▶ **PROBLEM DESCRIPTION**: Find how many lines of the listing below include the word "marker", then report the number by itself.

▶ **RECORDS FOR PROCESSING**:

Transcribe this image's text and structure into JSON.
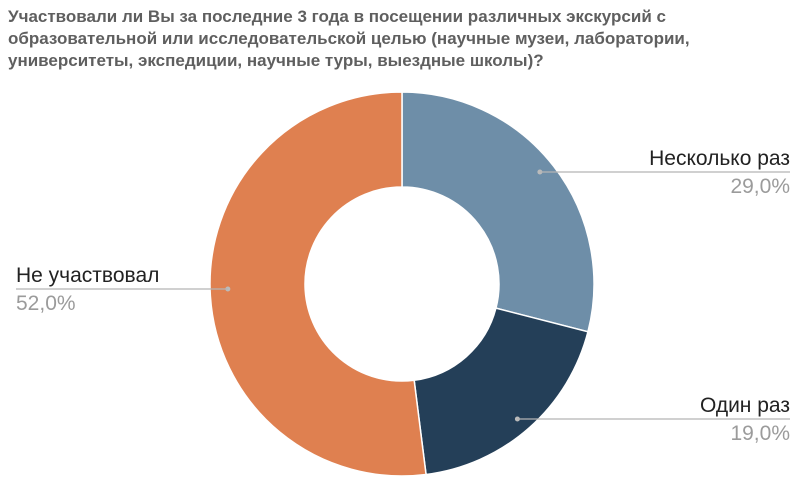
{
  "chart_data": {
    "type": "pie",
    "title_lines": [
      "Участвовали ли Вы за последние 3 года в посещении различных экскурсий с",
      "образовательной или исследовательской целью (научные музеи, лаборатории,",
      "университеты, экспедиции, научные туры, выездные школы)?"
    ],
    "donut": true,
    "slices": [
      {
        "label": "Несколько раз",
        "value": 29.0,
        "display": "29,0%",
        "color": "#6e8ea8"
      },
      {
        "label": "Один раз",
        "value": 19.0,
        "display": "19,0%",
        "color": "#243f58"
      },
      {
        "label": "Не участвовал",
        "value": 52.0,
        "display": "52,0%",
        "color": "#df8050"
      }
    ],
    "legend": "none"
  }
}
==
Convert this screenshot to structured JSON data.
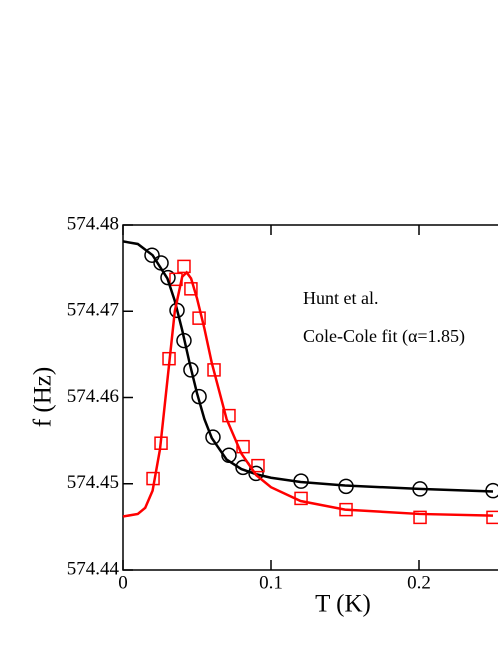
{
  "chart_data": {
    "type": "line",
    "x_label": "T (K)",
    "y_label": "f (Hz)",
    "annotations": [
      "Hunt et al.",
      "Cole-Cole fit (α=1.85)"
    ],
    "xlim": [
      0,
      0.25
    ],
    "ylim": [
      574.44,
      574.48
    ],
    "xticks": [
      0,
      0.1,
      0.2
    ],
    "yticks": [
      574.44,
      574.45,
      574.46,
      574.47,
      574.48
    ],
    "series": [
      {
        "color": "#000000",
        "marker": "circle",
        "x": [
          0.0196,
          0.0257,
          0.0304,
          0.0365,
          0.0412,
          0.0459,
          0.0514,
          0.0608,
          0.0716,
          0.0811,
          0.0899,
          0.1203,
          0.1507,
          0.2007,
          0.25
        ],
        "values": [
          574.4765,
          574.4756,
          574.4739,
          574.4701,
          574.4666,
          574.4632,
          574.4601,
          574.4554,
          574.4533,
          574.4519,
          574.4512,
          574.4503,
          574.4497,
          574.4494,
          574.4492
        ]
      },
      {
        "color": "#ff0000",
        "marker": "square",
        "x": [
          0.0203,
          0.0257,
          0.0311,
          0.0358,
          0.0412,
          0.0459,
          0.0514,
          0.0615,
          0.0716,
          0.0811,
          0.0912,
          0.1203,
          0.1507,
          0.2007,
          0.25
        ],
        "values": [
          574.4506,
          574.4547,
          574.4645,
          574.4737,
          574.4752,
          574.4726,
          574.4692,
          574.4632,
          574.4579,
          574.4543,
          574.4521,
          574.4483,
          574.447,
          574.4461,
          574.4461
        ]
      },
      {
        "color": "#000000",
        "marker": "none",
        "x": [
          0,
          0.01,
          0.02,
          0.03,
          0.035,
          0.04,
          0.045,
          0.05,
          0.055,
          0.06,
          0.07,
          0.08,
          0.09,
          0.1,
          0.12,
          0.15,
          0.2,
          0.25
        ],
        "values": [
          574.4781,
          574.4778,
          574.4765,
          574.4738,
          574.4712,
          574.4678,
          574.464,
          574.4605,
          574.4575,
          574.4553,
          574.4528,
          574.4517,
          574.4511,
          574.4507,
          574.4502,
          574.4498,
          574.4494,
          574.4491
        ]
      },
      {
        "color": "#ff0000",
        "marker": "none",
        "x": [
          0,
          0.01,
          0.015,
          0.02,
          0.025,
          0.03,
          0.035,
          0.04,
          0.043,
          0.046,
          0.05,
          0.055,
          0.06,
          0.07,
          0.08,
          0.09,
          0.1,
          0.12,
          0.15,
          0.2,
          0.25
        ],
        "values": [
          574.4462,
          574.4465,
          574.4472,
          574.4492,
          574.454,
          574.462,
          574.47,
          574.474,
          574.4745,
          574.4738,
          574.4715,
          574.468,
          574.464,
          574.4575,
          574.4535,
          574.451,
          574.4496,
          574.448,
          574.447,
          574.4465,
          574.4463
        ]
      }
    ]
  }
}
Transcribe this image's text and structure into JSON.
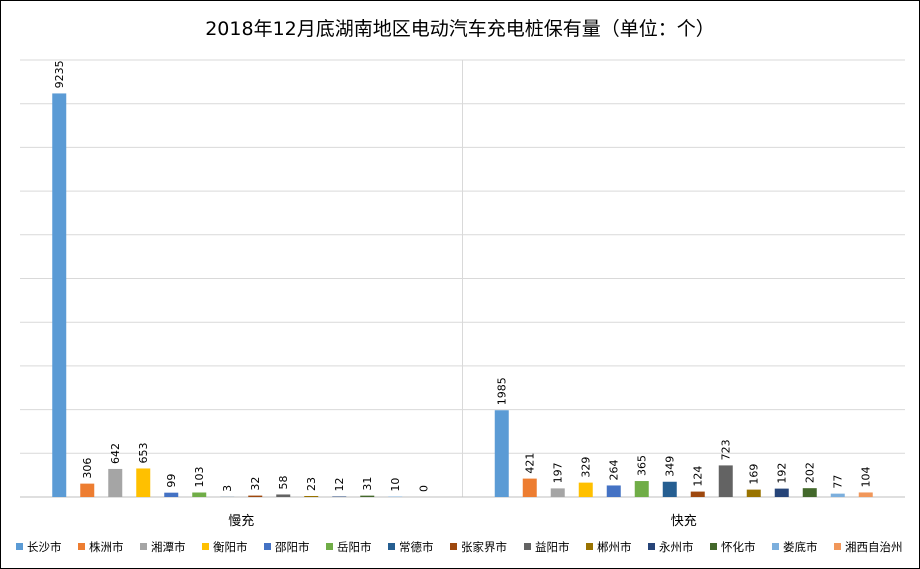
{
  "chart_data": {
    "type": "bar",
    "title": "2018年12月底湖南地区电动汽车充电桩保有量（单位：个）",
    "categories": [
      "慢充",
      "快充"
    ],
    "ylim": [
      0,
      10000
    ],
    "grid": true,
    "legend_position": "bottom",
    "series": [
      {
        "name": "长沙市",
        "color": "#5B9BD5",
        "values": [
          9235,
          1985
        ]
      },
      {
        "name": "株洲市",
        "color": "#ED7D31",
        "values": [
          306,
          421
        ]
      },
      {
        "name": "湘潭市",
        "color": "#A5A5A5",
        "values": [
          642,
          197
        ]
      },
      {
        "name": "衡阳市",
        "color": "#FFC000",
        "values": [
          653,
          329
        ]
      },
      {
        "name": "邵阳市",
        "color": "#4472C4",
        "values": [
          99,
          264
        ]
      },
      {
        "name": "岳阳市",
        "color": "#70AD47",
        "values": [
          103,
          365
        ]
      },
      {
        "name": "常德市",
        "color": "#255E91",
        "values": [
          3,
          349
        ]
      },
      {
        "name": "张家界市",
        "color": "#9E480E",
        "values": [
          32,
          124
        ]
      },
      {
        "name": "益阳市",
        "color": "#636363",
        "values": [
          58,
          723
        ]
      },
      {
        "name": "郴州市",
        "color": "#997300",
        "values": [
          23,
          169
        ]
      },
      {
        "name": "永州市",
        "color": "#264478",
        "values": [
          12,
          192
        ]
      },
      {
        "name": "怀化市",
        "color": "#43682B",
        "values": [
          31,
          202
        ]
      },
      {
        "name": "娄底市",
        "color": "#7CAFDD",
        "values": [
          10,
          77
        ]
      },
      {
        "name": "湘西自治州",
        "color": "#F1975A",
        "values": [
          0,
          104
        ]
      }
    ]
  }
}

▶ **COMPLETED TASK**: 4